======== The input

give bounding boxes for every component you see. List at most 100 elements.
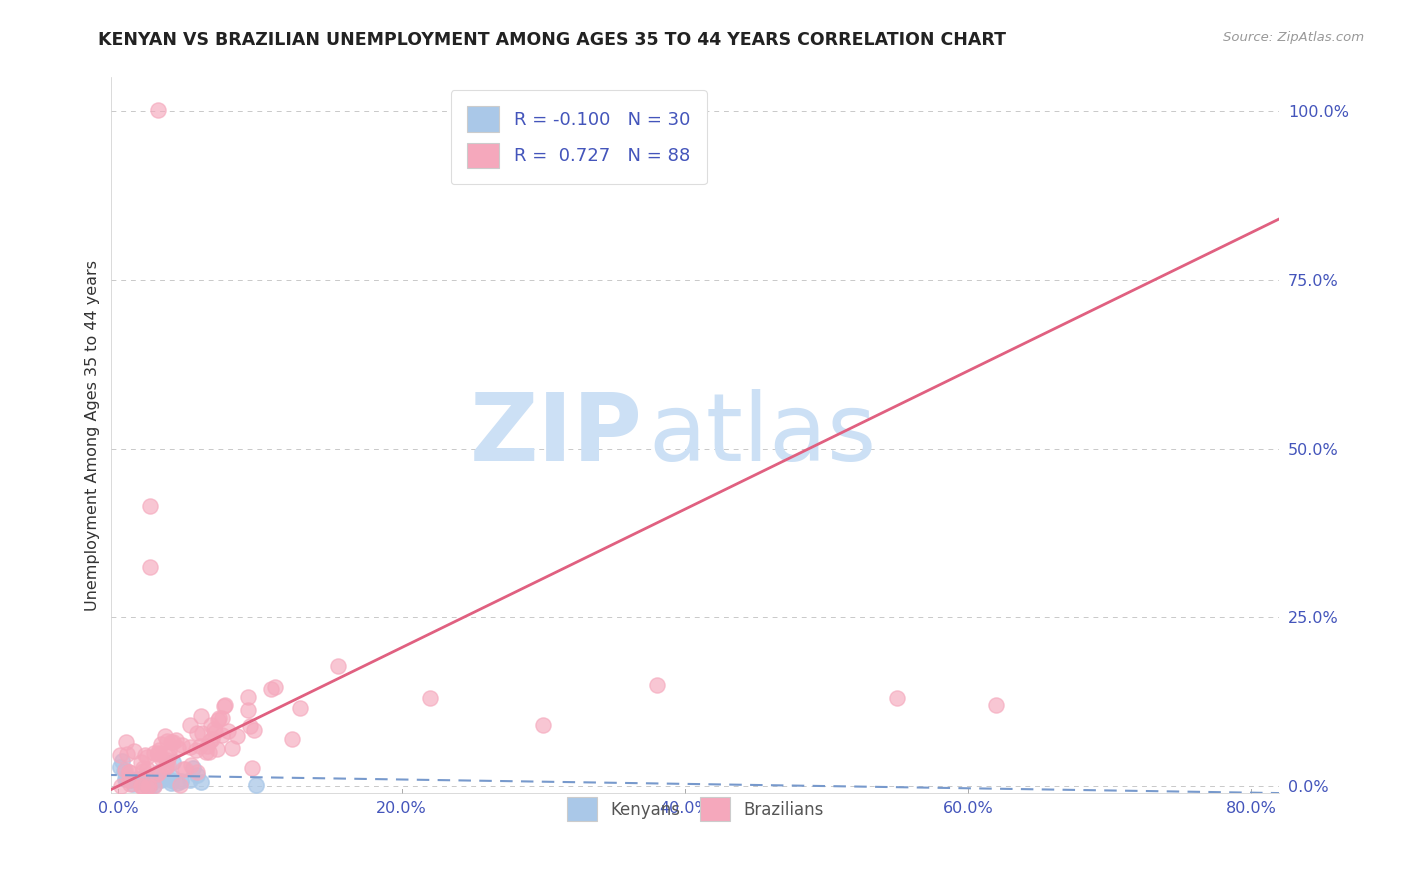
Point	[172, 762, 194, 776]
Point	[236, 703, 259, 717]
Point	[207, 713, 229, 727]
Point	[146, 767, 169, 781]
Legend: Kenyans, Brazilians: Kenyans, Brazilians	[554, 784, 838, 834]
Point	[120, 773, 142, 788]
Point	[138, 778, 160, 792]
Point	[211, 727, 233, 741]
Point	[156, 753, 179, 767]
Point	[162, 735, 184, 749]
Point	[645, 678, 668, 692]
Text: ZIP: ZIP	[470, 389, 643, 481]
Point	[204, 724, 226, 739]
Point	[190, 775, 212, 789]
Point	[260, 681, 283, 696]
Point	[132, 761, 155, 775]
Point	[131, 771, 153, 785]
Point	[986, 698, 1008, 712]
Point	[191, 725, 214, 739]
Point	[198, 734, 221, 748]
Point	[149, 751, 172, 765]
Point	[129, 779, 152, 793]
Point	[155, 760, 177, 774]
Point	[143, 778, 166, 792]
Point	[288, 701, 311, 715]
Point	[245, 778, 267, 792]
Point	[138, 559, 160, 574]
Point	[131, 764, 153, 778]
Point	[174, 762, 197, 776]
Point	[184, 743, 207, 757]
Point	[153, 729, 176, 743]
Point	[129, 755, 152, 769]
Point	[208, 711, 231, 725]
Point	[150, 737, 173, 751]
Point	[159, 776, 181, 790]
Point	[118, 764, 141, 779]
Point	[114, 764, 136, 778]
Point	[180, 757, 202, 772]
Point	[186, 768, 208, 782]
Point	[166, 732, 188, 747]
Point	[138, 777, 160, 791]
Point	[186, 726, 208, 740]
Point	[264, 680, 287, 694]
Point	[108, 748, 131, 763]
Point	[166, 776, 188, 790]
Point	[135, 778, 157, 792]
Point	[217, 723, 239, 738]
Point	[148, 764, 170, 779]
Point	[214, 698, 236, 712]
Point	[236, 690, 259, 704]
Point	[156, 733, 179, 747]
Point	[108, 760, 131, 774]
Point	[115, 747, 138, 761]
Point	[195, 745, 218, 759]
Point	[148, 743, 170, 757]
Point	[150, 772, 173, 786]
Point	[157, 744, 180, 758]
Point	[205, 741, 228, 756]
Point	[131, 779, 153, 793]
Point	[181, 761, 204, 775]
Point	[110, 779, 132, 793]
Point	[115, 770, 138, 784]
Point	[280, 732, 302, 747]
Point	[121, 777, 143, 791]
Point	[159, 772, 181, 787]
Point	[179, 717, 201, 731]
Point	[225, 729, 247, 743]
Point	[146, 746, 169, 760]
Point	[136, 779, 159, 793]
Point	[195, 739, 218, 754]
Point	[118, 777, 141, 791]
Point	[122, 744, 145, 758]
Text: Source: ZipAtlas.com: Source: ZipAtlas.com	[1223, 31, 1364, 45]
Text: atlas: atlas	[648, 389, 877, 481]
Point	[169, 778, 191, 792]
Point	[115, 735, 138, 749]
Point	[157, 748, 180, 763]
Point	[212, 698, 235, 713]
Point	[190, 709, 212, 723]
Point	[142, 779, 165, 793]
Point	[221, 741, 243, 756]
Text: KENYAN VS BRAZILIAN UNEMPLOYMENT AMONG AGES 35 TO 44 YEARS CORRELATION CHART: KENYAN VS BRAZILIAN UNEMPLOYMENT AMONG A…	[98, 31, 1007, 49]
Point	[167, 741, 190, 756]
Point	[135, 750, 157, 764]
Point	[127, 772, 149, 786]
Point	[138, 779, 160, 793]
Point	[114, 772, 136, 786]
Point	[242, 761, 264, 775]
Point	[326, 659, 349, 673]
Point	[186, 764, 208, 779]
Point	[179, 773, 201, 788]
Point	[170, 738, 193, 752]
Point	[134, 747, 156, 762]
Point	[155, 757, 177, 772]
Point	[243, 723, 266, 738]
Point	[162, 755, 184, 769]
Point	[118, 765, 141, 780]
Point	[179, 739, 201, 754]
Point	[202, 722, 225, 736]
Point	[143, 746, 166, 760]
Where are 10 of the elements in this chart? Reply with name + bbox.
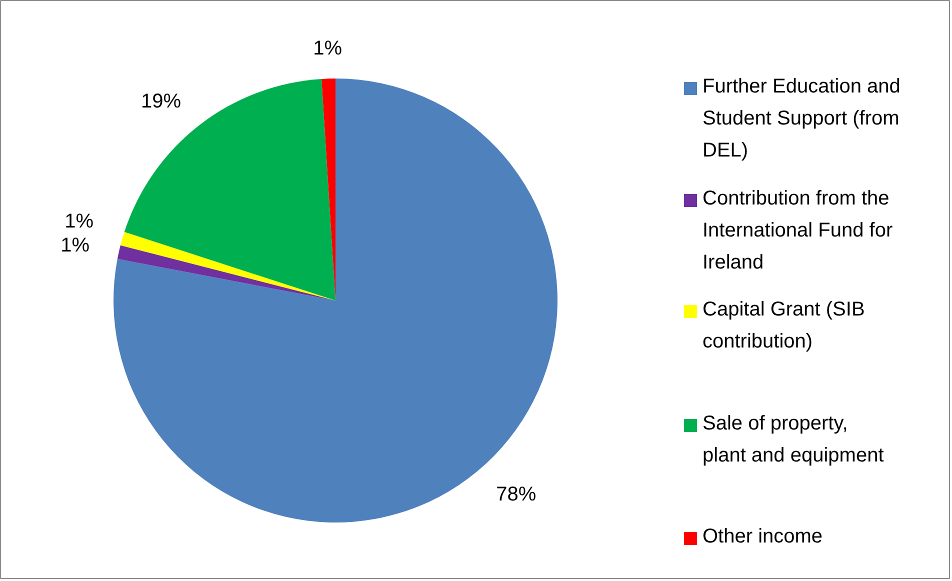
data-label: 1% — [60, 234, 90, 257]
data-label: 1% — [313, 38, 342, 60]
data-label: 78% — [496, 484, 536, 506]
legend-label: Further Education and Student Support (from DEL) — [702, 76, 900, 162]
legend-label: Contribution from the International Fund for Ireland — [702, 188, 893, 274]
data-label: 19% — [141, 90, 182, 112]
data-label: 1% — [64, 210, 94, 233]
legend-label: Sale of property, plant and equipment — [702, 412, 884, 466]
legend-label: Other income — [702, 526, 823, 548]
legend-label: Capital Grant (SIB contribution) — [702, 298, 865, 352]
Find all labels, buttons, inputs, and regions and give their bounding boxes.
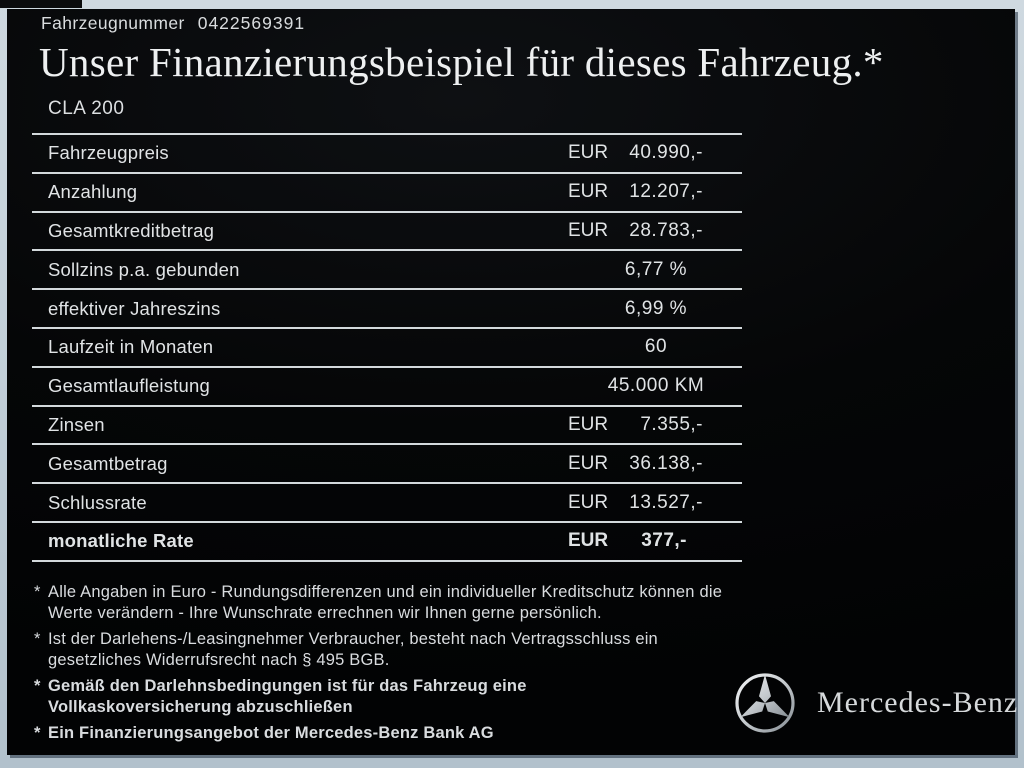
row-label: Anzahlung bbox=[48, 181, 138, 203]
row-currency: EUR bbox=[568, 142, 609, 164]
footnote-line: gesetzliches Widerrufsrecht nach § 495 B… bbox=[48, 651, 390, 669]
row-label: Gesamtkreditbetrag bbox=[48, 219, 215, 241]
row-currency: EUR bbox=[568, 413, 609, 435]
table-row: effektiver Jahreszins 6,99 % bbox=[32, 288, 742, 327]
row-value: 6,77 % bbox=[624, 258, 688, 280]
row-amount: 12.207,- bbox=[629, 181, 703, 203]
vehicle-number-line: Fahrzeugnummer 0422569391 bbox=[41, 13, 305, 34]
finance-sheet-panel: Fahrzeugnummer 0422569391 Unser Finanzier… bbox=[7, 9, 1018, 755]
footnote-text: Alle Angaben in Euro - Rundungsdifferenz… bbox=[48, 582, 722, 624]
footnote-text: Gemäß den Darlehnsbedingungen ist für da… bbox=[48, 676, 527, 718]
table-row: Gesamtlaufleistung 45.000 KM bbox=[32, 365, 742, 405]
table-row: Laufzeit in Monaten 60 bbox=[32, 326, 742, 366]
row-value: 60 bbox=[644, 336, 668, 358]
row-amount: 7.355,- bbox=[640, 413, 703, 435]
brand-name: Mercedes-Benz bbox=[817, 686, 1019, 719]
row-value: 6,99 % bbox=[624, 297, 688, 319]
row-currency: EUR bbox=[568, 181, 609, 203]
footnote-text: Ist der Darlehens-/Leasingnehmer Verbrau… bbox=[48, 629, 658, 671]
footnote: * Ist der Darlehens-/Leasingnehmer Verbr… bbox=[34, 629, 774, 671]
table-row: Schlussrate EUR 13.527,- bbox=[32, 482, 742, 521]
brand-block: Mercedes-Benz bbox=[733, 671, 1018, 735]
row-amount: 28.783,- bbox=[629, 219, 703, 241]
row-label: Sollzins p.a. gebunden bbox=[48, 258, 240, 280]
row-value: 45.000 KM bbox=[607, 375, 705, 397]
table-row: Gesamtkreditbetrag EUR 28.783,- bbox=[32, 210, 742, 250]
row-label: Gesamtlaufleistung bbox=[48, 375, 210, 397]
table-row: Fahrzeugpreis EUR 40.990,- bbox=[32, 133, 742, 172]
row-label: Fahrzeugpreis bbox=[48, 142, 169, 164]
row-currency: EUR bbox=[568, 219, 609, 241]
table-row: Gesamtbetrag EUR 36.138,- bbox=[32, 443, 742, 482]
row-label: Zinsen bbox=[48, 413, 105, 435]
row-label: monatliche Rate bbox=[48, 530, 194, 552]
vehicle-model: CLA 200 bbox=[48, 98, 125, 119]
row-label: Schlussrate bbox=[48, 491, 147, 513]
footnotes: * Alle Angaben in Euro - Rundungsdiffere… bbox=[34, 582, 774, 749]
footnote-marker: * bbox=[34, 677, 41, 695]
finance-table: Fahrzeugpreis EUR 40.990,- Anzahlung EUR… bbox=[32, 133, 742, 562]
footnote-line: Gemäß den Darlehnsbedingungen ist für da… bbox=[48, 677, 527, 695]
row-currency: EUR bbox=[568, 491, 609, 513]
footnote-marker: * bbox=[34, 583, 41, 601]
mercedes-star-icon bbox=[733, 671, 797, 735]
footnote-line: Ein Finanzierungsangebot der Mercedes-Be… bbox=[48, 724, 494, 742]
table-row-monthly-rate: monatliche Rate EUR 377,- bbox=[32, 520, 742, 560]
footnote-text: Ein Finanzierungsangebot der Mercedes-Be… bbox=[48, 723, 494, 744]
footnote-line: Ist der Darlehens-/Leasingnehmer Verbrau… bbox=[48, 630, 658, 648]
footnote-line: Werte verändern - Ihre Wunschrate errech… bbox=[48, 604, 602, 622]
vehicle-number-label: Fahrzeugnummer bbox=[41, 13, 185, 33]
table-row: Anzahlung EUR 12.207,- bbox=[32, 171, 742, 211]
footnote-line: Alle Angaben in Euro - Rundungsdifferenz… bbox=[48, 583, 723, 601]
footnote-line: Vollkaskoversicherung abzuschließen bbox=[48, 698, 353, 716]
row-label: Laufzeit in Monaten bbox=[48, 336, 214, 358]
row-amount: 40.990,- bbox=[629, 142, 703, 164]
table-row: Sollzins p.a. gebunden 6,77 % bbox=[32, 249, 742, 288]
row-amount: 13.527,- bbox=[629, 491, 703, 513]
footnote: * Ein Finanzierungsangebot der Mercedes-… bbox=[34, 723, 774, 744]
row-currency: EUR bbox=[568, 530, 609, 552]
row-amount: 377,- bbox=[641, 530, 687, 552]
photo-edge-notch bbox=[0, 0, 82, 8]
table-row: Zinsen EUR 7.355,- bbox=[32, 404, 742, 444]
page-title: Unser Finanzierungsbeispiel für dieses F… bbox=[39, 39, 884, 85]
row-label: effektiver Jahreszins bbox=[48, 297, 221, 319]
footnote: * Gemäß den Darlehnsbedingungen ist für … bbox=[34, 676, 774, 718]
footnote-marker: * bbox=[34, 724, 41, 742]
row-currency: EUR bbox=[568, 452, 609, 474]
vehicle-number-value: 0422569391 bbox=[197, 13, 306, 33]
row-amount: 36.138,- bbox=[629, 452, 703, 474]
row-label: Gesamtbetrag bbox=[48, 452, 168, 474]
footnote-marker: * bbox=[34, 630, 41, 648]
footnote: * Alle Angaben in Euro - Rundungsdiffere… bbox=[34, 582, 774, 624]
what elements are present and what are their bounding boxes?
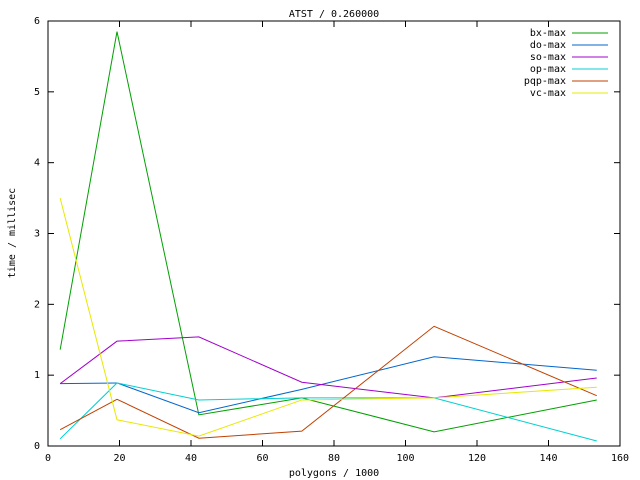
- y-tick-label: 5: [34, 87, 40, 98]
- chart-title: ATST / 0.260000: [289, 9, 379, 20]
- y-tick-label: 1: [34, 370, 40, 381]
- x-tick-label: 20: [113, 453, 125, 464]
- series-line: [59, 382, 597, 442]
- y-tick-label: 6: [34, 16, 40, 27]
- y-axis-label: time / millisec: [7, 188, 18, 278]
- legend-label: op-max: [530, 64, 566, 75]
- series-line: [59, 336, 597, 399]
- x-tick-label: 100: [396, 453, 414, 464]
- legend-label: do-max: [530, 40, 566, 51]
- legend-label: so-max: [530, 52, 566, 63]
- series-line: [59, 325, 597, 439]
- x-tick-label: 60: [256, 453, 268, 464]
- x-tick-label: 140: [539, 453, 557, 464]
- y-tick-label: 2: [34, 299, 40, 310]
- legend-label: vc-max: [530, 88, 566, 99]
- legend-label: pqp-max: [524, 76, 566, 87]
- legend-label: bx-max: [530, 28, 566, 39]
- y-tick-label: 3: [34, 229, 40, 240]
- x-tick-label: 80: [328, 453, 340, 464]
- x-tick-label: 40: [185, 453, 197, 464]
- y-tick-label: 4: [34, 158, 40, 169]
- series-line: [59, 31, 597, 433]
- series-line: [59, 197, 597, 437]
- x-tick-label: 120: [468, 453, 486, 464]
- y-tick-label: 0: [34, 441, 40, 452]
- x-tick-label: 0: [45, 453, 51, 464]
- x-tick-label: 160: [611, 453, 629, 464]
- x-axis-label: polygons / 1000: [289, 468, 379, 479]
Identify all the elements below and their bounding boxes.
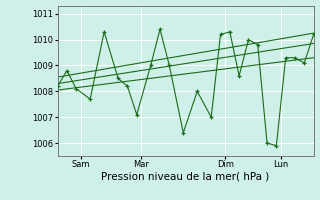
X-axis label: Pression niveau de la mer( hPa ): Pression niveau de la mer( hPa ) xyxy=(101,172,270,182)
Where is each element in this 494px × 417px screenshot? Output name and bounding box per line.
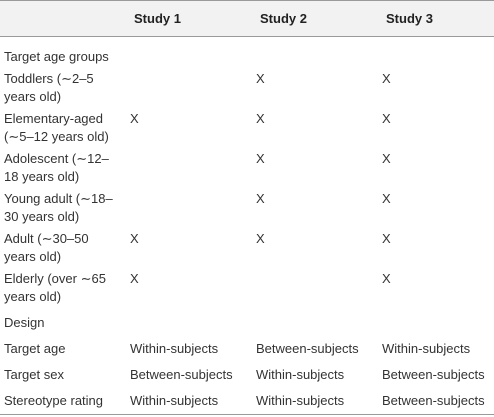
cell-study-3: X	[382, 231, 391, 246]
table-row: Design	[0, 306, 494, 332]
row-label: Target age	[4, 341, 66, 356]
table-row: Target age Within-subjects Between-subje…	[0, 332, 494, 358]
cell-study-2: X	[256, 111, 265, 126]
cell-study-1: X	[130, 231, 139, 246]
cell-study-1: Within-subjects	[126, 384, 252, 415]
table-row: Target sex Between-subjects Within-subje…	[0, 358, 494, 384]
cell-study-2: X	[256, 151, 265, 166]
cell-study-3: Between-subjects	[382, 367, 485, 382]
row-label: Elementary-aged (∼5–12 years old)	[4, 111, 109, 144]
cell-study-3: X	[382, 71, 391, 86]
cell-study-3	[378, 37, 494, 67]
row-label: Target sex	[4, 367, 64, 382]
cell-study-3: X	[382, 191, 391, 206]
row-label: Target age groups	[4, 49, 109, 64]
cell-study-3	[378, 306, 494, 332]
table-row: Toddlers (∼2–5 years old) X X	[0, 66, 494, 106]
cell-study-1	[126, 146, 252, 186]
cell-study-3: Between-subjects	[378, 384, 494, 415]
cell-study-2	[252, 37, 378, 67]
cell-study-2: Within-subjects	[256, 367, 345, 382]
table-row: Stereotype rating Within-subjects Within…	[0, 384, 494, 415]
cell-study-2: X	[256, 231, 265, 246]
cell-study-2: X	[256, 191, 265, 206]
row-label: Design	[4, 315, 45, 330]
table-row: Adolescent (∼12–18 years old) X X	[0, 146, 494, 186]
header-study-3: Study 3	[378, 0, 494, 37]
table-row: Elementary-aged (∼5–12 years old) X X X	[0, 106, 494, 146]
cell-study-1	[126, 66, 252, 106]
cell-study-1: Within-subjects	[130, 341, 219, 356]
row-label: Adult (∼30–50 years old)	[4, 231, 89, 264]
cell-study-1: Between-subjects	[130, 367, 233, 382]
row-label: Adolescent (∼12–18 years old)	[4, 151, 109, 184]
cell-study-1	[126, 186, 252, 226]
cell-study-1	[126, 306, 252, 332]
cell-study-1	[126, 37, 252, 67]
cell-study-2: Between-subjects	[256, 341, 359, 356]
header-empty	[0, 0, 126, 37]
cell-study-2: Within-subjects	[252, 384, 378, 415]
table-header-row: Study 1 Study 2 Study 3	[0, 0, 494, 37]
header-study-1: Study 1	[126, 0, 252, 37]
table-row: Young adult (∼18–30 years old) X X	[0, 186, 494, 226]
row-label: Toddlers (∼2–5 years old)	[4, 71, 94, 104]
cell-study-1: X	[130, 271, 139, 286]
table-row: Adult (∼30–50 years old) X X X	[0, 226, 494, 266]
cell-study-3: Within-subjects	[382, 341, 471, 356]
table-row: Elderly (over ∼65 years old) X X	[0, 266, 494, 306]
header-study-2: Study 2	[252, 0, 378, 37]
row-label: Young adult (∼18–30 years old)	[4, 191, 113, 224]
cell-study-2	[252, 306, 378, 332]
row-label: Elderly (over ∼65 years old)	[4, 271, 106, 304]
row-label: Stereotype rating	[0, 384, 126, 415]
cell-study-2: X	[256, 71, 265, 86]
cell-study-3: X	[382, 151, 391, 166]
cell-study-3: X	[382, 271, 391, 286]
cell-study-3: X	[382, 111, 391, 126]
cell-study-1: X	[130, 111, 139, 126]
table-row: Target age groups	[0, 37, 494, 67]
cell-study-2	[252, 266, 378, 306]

================

What to do:
Please show every line of the material above that contains the word "marker", copying each such line in full. Case counts.

Task output:
footnote-marker: * bbox=[34, 677, 41, 695]
footnote-marker: * bbox=[34, 583, 41, 601]
footnote-marker: * bbox=[34, 724, 41, 742]
footnote-marker: * bbox=[34, 630, 41, 648]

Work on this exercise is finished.